#### WRITTEN EXERCISE
Every entry must be duplicated precisely as written.

#### SOURCE RECORDS

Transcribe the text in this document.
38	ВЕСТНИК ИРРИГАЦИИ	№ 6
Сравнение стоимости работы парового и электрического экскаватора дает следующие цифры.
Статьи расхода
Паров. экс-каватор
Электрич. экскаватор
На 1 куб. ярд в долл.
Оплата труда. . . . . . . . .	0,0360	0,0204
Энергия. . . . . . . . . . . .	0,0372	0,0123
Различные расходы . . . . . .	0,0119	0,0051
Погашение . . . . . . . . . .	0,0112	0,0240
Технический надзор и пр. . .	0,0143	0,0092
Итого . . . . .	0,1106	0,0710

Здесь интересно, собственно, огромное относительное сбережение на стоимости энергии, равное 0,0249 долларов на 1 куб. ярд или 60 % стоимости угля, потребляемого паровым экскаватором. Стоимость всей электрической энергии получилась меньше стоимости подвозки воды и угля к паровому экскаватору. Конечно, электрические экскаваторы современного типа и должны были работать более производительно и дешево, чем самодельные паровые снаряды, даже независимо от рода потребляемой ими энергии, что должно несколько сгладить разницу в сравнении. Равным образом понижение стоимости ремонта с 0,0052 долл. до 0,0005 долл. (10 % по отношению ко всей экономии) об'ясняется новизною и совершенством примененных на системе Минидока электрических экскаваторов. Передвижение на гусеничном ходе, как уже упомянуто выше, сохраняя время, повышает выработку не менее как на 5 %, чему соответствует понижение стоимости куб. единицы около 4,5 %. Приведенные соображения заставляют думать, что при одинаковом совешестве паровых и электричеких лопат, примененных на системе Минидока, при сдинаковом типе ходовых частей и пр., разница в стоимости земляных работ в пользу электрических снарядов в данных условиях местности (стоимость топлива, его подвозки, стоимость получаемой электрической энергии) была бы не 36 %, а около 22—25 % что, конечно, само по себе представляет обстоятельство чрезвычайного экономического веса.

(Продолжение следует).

#### REPLY
Transcribe the text in this document.
38	ВЕСТНИК ИРРИГАЦИИ	№ 6
Сравнение стоимости работы парового и электрического экскаватора дает следующие цифры.
Статьи расхода
Паров. экс-каватор
Электрич. экскаватор
На 1 куб. ярд в долл.
Оплата труда. . . . . . . . .	0,0360	0,0204
Энергия. . . . . . . . . . . .	0,0372	0,0123
Различные расходы . . . . . .	0,0119	0,0051
Погашение . . . . . . . . . .	0,0112	0,0240
Технический надзор и пр. . .	0,0143	0,0092
Итого . . . . .	0,1106	0,0710

Здесь интересно, собственно, огромное относительное сбережение на стоимости энергии, равное 0,0249 долларов на 1 куб. ярд или 60 % стоимости угля, потребляемого паровым экскаватором. Стоимость всей электрической энергии получилась меньше стоимости подвозки воды и угля к паровому экскаватору. Конечно, электрические экскаваторы современного типа и должны были работать более производительно и дешево, чем самодельные паровые снаряды, даже независимо от рода потребляемой ими энергии, что должно несколько сгладить разницу в сравнении. Равным образом понижение стоимости ремонта с 0,0052 долл. до 0,0005 долл. (10 % по отношению ко всей экономии) об'ясняется новизною и совершенством примененных на системе Минидока электрических экскаваторов. Передвижение на гусеничном ходе, как уже упомянуто выше, сохраняя время, повышает выработку не менее как на 5 %, чему соответствует понижение стоимости куб. единицы около 4,5 %. Приведенные соображения заставляют думать, что при одинаковом совешестве паровых и электричеких лопат, примененных на системе Минидока, при сдинаковом типе ходовых частей и пр., разница в стоимости земляных работ в пользу электрических снарядов в данных условиях местности (стоимость топлива, его подвозки, стоимость получаемой электрической энергии) была бы не 36 %, а около 22—25 % что, конечно, само по себе представляет обстоятельство чрезвычайного экономического веса.

(Продолжение следует).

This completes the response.